--- begin Given records ---

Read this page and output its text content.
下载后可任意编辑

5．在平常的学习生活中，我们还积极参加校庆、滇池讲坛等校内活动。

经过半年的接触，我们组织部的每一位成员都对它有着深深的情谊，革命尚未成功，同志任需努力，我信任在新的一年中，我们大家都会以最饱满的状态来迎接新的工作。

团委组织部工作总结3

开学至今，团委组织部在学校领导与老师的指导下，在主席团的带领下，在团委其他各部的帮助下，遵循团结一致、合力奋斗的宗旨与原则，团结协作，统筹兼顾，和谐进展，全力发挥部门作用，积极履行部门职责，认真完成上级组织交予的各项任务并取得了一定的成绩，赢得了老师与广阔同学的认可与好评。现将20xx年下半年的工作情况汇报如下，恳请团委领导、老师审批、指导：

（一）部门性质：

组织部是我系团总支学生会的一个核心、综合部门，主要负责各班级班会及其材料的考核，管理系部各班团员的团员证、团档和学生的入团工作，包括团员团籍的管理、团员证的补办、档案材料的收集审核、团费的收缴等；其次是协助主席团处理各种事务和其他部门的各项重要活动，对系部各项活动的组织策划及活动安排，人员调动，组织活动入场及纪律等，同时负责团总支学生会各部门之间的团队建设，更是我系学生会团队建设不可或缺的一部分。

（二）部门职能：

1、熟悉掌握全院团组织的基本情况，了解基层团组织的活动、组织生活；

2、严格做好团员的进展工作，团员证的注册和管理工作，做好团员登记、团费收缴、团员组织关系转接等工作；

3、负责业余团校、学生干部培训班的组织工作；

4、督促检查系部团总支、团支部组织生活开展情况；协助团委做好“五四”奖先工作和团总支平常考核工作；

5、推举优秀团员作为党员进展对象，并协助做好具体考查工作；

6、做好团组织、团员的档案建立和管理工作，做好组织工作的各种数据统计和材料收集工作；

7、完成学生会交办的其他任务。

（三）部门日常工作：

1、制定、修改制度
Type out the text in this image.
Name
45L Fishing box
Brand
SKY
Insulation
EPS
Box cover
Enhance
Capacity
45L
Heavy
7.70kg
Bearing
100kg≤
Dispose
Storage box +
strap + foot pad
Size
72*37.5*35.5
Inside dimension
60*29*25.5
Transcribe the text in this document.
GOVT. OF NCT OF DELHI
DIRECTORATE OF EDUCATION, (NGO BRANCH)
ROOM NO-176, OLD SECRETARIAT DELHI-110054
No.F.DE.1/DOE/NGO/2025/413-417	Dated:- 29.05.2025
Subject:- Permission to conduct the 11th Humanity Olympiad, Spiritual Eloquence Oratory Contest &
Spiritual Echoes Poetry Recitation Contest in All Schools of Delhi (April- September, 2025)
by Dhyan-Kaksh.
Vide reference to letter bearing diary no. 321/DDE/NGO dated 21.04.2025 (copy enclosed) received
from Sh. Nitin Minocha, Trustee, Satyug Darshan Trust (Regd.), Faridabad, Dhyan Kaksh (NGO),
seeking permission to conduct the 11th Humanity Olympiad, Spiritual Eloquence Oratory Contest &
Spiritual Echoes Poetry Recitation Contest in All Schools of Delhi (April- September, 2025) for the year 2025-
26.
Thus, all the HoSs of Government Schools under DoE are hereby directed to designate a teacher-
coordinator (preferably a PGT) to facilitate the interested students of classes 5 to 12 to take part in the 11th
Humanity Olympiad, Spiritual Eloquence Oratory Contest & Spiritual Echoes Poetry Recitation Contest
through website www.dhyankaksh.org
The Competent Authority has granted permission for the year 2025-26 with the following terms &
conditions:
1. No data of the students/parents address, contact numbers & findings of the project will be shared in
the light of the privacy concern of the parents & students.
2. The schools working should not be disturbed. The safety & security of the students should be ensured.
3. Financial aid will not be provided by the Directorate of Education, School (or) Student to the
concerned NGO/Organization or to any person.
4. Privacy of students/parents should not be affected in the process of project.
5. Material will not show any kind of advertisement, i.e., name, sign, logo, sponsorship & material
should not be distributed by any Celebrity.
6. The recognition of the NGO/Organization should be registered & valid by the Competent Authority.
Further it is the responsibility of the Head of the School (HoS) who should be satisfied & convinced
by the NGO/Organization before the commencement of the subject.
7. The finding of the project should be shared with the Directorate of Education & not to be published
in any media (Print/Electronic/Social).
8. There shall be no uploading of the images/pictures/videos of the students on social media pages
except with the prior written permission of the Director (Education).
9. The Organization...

--- end Given records ---

Work instructions: Write out all records exactly, keeping every detail.

Finished task:
Read this page and output its text content.
下载后可任意编辑

5．在平常的学习生活中，我们还积极参加校庆、滇池讲坛等校内活动。

经过半年的接触，我们组织部的每一位成员都对它有着深深的情谊，革命尚未成功，同志任需努力，我信任在新的一年中，我们大家都会以最饱满的状态来迎接新的工作。

团委组织部工作总结3

开学至今，团委组织部在学校领导与老师的指导下，在主席团的带领下，在团委其他各部的帮助下，遵循团结一致、合力奋斗的宗旨与原则，团结协作，统筹兼顾，和谐进展，全力发挥部门作用，积极履行部门职责，认真完成上级组织交予的各项任务并取得了一定的成绩，赢得了老师与广阔同学的认可与好评。现将20xx年下半年的工作情况汇报如下，恳请团委领导、老师审批、指导：

（一）部门性质：

组织部是我系团总支学生会的一个核心、综合部门，主要负责各班级班会及其材料的考核，管理系部各班团员的团员证、团档和学生的入团工作，包括团员团籍的管理、团员证的补办、档案材料的收集审核、团费的收缴等；其次是协助主席团处理各种事务和其他部门的各项重要活动，对系部各项活动的组织策划及活动安排，人员调动，组织活动入场及纪律等，同时负责团总支学生会各部门之间的团队建设，更是我系学生会团队建设不可或缺的一部分。

（二）部门职能：

1、熟悉掌握全院团组织的基本情况，了解基层团组织的活动、组织生活；

2、严格做好团员的进展工作，团员证的注册和管理工作，做好团员登记、团费收缴、团员组织关系转接等工作；

3、负责业余团校、学生干部培训班的组织工作；

4、督促检查系部团总支、团支部组织生活开展情况；协助团委做好“五四”奖先工作和团总支平常考核工作；

5、推举优秀团员作为党员进展对象，并协助做好具体考查工作；

6、做好团组织、团员的档案建立和管理工作，做好组织工作的各种数据统计和材料收集工作；

7、完成学生会交办的其他任务。

（三）部门日常工作：

1、制定、修改制度
Type out the text in this image.
Name
45L Fishing box
Brand
SKY
Insulation
EPS
Box cover
Enhance
Capacity
45L
Heavy
7.70kg
Bearing
100kg≤
Dispose
Storage box +
strap + foot pad
Size
72*37.5*35.5
Inside dimension
60*29*25.5
Transcribe the text in this document.
GOVT. OF NCT OF DELHI
DIRECTORATE OF EDUCATION, (NGO BRANCH)
ROOM NO-176, OLD SECRETARIAT DELHI-110054
No.F.DE.1/DOE/NGO/2025/413-417	Dated:- 29.05.2025
Subject:- Permission to conduct the 11th Humanity Olympiad, Spiritual Eloquence Oratory Contest &
Spiritual Echoes Poetry Recitation Contest in All Schools of Delhi (April- September, 2025)
by Dhyan-Kaksh.
Vide reference to letter bearing diary no. 321/DDE/NGO dated 21.04.2025 (copy enclosed) received
from Sh. Nitin Minocha, Trustee, Satyug Darshan Trust (Regd.), Faridabad, Dhyan Kaksh (NGO),
seeking permission to conduct the 11th Humanity Olympiad, Spiritual Eloquence Oratory Contest &
Spiritual Echoes Poetry Recitation Contest in All Schools of Delhi (April- September, 2025) for the year 2025-
26.
Thus, all the HoSs of Government Schools under DoE are hereby directed to designate a teacher-
coordinator (preferably a PGT) to facilitate the interested students of classes 5 to 12 to take part in the 11th
Humanity Olympiad, Spiritual Eloquence Oratory Contest & Spiritual Echoes Poetry Recitation Contest
through website www.dhyankaksh.org
The Competent Authority has granted permission for the year 2025-26 with the following terms &
conditions:
1. No data of the students/parents address, contact numbers & findings of the project will be shared in
the light of the privacy concern of the parents & students.
2. The schools working should not be disturbed. The safety & security of the students should be ensured.
3. Financial aid will not be provided by the Directorate of Education, School (or) Student to the
concerned NGO/Organization or to any person.
4. Privacy of students/parents should not be affected in the process of project.
5. Material will not show any kind of advertisement, i.e., name, sign, logo, sponsorship & material
should not be distributed by any Celebrity.
6. The recognition of the NGO/Organization should be registered & valid by the Competent Authority.
Further it is the responsibility of the Head of the School (HoS) who should be satisfied & convinced
by the NGO/Organization before the commencement of the subject.
7. The finding of the project should be shared with the Directorate of Education & not to be published
in any media (Print/Electronic/Social).
8. There shall be no uploading of the images/pictures/videos of the students on social media pages
except with the prior written permission of the Director (Education).
9. The Organization...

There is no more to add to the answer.